All entries must be extracted exactly, with nothing added or dropped.
## BEGIN Records for the exercise
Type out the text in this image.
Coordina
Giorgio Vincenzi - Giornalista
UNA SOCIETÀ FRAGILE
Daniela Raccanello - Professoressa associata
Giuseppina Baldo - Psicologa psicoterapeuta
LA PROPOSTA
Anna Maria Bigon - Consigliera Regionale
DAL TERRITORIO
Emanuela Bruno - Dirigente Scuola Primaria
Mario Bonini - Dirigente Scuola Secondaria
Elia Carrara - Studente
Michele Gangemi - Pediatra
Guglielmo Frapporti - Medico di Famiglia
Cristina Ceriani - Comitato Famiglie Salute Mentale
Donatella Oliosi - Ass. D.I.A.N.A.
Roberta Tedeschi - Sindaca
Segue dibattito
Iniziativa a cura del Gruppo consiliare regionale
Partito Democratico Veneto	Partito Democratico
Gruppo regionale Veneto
## END Records for the exercise
> [Exercise solution]:
Type out the text in this image.
Coordina
Giorgio Vincenzi - Giornalista
UNA SOCIETÀ FRAGILE
Daniela Raccanello - Professoressa associata
Giuseppina Baldo - Psicologa psicoterapeuta
LA PROPOSTA
Anna Maria Bigon - Consigliera Regionale
DAL TERRITORIO
Emanuela Bruno - Dirigente Scuola Primaria
Mario Bonini - Dirigente Scuola Secondaria
Elia Carrara - Studente
Michele Gangemi - Pediatra
Guglielmo Frapporti - Medico di Famiglia
Cristina Ceriani - Comitato Famiglie Salute Mentale
Donatella Oliosi - Ass. D.I.A.N.A.
Roberta Tedeschi - Sindaca
Segue dibattito
Iniziativa a cura del Gruppo consiliare regionale
Partito Democratico Veneto	Partito Democratico
Gruppo regionale Veneto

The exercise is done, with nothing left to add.